What you will do:
From the listing below, extract each line containing the string "вычисляем".

>> begin Input

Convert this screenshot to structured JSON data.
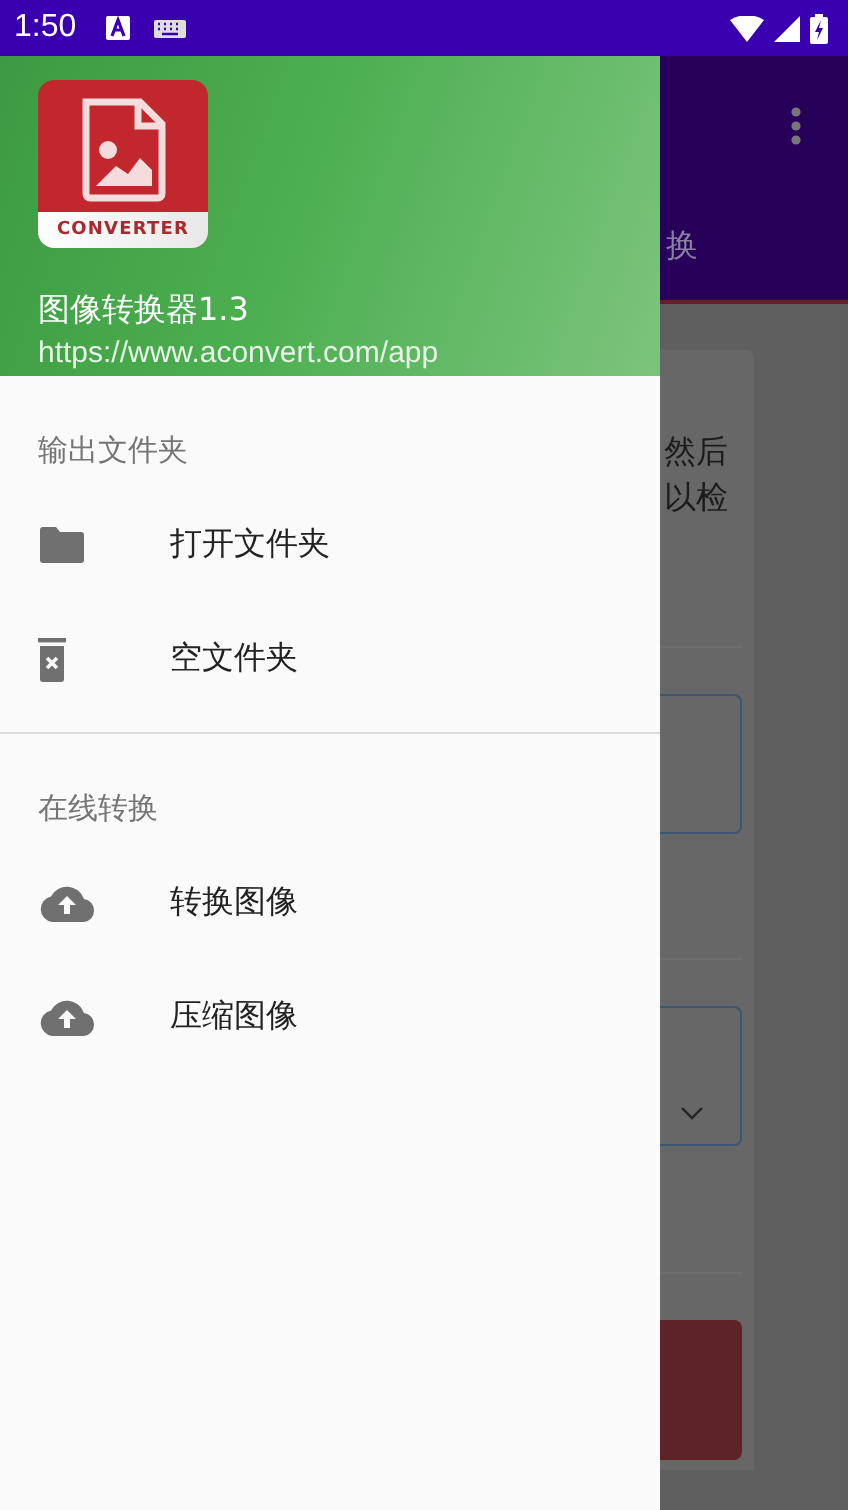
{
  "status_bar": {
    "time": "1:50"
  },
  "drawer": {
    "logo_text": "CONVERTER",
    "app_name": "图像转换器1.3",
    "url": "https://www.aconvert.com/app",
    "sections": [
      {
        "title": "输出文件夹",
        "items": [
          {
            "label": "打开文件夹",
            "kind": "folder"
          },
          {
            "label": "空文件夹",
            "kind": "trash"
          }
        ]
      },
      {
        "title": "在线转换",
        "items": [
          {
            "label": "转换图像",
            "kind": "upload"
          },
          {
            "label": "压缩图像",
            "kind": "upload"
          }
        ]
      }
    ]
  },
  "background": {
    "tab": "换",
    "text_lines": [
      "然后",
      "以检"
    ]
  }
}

>> end Input
>> begin Input

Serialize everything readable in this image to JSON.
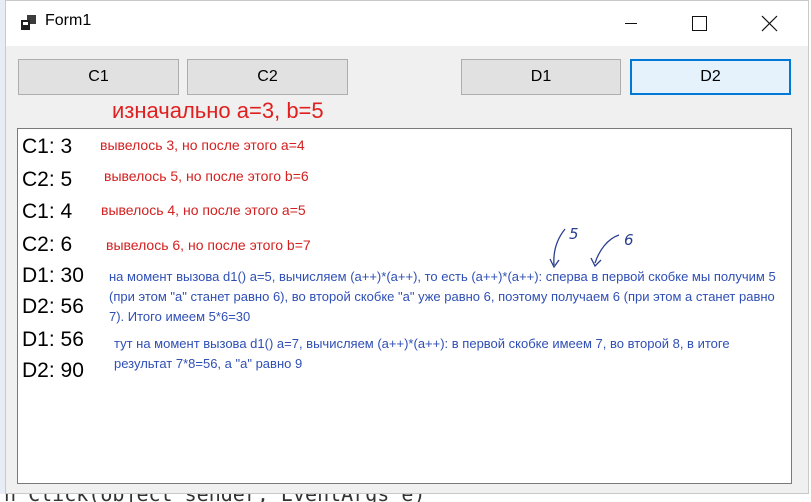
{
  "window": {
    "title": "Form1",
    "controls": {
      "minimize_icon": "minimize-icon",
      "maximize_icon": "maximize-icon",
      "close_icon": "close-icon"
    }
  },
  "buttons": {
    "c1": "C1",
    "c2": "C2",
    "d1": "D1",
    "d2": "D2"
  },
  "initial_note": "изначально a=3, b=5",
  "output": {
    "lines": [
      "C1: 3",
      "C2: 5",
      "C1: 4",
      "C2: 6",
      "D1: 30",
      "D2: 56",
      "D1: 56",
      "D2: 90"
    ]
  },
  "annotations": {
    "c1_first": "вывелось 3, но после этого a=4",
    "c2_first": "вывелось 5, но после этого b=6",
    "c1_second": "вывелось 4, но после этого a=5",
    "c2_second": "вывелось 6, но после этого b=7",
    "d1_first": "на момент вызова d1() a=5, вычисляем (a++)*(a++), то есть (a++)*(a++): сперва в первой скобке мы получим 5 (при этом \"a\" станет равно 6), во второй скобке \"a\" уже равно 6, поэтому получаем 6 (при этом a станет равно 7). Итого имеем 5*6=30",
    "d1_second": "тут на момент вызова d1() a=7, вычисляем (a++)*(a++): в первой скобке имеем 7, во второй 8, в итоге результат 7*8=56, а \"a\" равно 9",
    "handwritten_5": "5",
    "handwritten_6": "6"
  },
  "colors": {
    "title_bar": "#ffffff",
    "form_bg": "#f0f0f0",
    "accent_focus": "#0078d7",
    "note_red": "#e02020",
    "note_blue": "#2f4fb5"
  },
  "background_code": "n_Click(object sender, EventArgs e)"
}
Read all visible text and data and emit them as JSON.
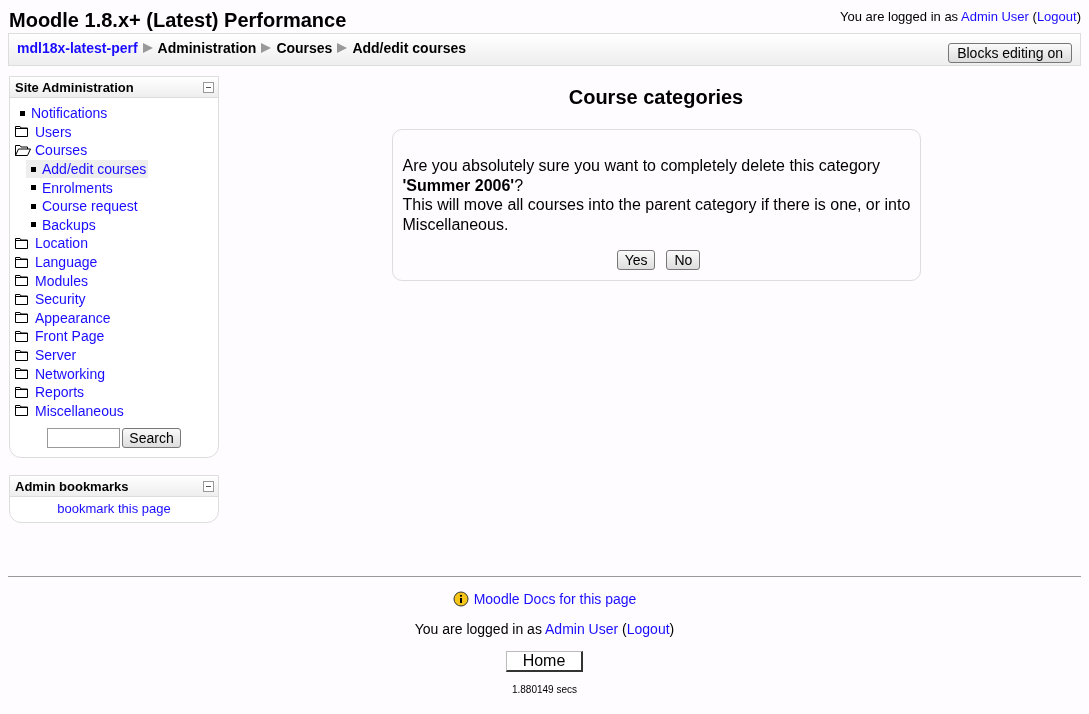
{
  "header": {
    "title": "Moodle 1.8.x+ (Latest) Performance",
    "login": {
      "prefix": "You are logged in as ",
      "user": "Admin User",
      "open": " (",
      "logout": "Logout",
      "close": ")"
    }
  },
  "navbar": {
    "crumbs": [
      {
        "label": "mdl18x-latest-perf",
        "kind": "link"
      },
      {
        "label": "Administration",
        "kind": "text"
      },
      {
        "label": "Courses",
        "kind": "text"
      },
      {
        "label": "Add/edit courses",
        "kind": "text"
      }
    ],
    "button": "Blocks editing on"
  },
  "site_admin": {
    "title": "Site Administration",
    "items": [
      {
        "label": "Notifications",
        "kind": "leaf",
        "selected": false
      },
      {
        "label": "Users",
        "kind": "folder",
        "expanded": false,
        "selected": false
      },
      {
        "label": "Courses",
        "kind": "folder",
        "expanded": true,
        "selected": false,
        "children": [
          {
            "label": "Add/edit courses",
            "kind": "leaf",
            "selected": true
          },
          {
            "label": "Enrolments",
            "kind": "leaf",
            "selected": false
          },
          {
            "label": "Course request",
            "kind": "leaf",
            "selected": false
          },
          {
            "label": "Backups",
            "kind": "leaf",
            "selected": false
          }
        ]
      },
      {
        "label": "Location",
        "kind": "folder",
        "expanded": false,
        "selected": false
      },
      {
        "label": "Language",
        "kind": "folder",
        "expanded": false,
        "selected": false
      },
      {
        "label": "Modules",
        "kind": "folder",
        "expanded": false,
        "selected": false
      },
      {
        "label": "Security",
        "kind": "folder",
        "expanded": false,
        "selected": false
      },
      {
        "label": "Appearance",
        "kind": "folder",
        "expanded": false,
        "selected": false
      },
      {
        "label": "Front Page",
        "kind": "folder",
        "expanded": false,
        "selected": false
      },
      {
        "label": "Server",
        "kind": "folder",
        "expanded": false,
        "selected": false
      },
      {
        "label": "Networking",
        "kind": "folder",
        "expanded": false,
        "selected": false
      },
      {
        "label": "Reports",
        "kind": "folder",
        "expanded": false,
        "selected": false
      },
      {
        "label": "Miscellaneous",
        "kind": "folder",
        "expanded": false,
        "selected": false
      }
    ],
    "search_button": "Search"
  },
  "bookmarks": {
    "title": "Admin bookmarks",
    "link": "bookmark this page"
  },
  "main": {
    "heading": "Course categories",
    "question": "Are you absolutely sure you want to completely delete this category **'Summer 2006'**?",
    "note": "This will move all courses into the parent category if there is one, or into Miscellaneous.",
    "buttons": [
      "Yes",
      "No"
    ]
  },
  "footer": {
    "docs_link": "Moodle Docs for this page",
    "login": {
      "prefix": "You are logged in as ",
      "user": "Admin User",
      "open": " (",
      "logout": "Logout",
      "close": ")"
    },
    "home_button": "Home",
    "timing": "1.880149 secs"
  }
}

>> end Input

Answer for the task:
    "d1_first": "на момент вызова d1() a=5, вычисляем (a++)*(a++), то есть (a++)*(a++): сперва в первой скобке мы получим 5 (при этом \"a\" станет равно 6), во второй скобке \"a\" уже равно 6, поэтому получаем 6 (при этом a станет равно 7). Итого имеем 5*6=30",
    "d1_second": "тут на момент вызова d1() a=7, вычисляем (a++)*(a++): в первой скобке имеем 7, во второй 8, в итоге результат 7*8=56, а \"a\" равно 9",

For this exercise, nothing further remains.